- **DIRECTIONS FOR THIS TASK**
Restate the records in full, so that each line matches the original exactly.

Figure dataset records

━━━

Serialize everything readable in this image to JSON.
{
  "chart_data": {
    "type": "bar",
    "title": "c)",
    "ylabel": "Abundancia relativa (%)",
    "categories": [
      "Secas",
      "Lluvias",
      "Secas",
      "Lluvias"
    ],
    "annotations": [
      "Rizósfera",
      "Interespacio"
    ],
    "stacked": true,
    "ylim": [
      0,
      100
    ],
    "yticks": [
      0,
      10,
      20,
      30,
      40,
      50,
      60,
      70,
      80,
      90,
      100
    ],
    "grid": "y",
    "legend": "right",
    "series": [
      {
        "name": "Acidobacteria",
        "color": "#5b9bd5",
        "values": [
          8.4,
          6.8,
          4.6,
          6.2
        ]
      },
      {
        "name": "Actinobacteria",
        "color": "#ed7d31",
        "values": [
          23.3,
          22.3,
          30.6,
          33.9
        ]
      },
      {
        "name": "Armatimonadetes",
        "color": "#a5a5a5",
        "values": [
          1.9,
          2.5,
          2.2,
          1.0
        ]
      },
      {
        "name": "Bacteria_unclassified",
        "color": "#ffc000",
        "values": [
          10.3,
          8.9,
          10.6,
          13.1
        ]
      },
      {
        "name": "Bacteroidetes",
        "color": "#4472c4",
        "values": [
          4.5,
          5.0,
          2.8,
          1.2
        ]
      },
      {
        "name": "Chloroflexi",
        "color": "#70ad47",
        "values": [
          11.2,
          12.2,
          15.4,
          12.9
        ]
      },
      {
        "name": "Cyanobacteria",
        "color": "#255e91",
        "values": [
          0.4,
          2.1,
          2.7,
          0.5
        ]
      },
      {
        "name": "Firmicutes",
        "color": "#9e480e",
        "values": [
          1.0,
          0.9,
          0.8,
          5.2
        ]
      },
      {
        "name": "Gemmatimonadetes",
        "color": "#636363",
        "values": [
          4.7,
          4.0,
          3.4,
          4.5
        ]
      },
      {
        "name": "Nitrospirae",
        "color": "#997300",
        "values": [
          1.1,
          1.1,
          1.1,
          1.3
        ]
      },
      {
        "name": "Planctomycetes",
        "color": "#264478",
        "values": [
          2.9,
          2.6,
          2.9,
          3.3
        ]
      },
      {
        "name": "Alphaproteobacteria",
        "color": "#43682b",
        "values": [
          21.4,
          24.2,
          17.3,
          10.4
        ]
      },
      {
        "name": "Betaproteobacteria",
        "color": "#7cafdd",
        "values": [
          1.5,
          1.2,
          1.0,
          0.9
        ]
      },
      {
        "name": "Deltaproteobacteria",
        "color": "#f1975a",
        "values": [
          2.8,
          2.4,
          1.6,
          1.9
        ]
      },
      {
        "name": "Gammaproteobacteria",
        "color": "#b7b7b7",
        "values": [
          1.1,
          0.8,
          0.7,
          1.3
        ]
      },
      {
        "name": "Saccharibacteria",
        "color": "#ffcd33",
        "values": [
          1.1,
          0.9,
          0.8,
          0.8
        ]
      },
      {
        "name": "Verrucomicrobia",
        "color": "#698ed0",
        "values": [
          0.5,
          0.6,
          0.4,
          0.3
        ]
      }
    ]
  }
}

━━━

- **ANSWER SPACE**
Serialize everything readable in this image to JSON.
{
  "chart_data": {
    "type": "bar",
    "title": "c)",
    "ylabel": "Abundancia relativa (%)",
    "categories": [
      "Secas",
      "Lluvias",
      "Secas",
      "Lluvias"
    ],
    "annotations": [
      "Rizósfera",
      "Interespacio"
    ],
    "stacked": true,
    "ylim": [
      0,
      100
    ],
    "yticks": [
      0,
      10,
      20,
      30,
      40,
      50,
      60,
      70,
      80,
      90,
      100
    ],
    "grid": "y",
    "legend": "right",
    "series": [
      {
        "name": "Acidobacteria",
        "color": "#5b9bd5",
        "values": [
          8.4,
          6.8,
          4.6,
          6.2
        ]
      },
      {
        "name": "Actinobacteria",
        "color": "#ed7d31",
        "values": [
          23.3,
          22.3,
          30.6,
          33.9
        ]
      },
      {
        "name": "Armatimonadetes",
        "color": "#a5a5a5",
        "values": [
          1.9,
          2.5,
          2.2,
          1.0
        ]
      },
      {
        "name": "Bacteria_unclassified",
        "color": "#ffc000",
        "values": [
          10.3,
          8.9,
          10.6,
          13.1
        ]
      },
      {
        "name": "Bacteroidetes",
        "color": "#4472c4",
        "values": [
          4.5,
          5.0,
          2.8,
          1.2
        ]
      },
      {
        "name": "Chloroflexi",
        "color": "#70ad47",
        "values": [
          11.2,
          12.2,
          15.4,
          12.9
        ]
      },
      {
        "name": "Cyanobacteria",
        "color": "#255e91",
        "values": [
          0.4,
          2.1,
          2.7,
          0.5
        ]
      },
      {
        "name": "Firmicutes",
        "color": "#9e480e",
        "values": [
          1.0,
          0.9,
          0.8,
          5.2
        ]
      },
      {
        "name": "Gemmatimonadetes",
        "color": "#636363",
        "values": [
          4.7,
          4.0,
          3.4,
          4.5
        ]
      },
      {
        "name": "Nitrospirae",
        "color": "#997300",
        "values": [
          1.1,
          1.1,
          1.1,
          1.3
        ]
      },
      {
        "name": "Planctomycetes",
        "color": "#264478",
        "values": [
          2.9,
          2.6,
          2.9,
          3.3
        ]
      },
      {
        "name": "Alphaproteobacteria",
        "color": "#43682b",
        "values": [
          21.4,
          24.2,
          17.3,
          10.4
        ]
      },
      {
        "name": "Betaproteobacteria",
        "color": "#7cafdd",
        "values": [
          1.5,
          1.2,
          1.0,
          0.9
        ]
      },
      {
        "name": "Deltaproteobacteria",
        "color": "#f1975a",
        "values": [
          2.8,
          2.4,
          1.6,
          1.9
        ]
      },
      {
        "name": "Gammaproteobacteria",
        "color": "#b7b7b7",
        "values": [
          1.1,
          0.8,
          0.7,
          1.3
        ]
      },
      {
        "name": "Saccharibacteria",
        "color": "#ffcd33",
        "values": [
          1.1,
          0.9,
          0.8,
          0.8
        ]
      },
      {
        "name": "Verrucomicrobia",
        "color": "#698ed0",
        "values": [
          0.5,
          0.6,
          0.4,
          0.3
        ]
      }
    ]
  }
}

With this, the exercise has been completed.